**BRANO SCELTO**:
================================
Un furto di bestiame è stato denunciato nei giorni scorsi ai Carabinieri della Compagnia di Mistretta. A farne le spese un’azienda zootecnica locale, che ha segnalato la scomparsa di una decina di bovini mentre pascolavano allo stato brado nelle campagne di contrada Medda, nel bosco nei pressi del laghetto Quattrocchi.
Il fatto risalirebbe ai primi giorni di dicembre, ma la denuncia formale è stata presentata solo qualche settimana dopo. I proprietari, infatti, prima di rivolgersi alle forze dell’ordine hanno avviato ricerche autonome, ipotizzando inizialmente un possibile allontanamento spontaneo degli animali, evenienza non rara negli allevamenti allo stato brado. Solo dopo essersi accertati che i capi non si erano dispersi, ma risultavano effettivamente scomparsi, è scattata la segnalazione ai Carabinieri.
Sul caso stanno ora indagando i militari della Compagnia di Mistretta, che stanno raccogliendo elementi utili per ricostruire la dinamica dell’episodio e verificare eventuali collegamenti con altri furti analoghi avvenuti in Sicilia. Al momento non si esclude alcuna pista, compresa quella di un’azione organizzata, favorita dall’isolamento dell’area boschiva e dalla difficoltà di controllo continuo dei pascoli.
Il furto di bestiame, noto come abigeato, è un reato che negli ultimi anni risulta poco frequente nella provincia di Messina, ma che continua invece a registrare numerose denunce in altre zone dell’Isola, in particolare nelle province di Enna e soprattutto di Catania, dove il fenomeno è ritenuto più strutturato e legato, in alcuni casi, a circuiti di vendita illegale o macellazione clandestina.
================================
**ESTRATTI DEI DATI**:
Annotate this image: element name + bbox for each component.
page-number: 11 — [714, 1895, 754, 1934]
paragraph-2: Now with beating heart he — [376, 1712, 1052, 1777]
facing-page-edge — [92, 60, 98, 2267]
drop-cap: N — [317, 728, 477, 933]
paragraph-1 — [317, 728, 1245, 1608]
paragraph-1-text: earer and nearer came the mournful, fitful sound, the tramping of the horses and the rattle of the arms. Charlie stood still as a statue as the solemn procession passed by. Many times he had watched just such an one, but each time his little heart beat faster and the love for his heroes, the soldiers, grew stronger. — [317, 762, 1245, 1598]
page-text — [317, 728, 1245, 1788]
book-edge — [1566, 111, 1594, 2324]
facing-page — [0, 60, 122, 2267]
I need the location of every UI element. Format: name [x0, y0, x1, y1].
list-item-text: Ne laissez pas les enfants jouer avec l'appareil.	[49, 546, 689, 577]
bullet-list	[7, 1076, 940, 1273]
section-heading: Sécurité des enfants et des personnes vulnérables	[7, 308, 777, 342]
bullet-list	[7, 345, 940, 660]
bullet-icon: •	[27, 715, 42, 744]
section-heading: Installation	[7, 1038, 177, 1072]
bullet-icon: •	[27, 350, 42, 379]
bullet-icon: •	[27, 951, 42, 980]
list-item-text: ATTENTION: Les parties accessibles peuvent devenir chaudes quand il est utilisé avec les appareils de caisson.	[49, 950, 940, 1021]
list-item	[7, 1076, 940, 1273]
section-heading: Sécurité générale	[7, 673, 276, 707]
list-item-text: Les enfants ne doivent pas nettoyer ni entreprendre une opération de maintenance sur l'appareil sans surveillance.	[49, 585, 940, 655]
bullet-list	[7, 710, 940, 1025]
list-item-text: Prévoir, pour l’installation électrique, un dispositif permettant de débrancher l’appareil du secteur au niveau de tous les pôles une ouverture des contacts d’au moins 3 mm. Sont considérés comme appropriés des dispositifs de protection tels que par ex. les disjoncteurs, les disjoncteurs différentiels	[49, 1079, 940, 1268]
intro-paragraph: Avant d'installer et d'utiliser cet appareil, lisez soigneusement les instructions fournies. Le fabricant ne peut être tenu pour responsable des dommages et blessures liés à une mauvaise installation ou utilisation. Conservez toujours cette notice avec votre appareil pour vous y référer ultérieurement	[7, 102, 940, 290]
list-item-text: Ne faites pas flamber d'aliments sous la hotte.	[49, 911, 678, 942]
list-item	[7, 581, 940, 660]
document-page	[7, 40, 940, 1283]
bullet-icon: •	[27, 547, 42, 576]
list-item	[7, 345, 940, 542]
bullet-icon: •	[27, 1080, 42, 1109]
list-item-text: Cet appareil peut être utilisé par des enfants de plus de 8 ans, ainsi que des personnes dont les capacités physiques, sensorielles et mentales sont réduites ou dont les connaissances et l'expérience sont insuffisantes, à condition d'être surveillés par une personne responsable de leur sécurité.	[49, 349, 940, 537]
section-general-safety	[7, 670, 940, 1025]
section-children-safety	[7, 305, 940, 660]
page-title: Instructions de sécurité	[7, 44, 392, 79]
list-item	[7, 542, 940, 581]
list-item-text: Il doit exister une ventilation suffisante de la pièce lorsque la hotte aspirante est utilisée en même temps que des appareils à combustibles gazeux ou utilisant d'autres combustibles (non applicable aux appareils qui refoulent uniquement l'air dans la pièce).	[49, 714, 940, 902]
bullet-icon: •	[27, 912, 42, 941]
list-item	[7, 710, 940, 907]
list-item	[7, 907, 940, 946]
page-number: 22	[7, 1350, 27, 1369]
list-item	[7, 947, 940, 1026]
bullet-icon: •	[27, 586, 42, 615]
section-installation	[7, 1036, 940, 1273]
================================
Nell'articolo sul furto di bestiame, in quale contrada pascolavano i bovini prima di scomparire?

**SOLUZIONE**: In contrada Medda, nel bosco nei pressi del laghetto Quattrocchi.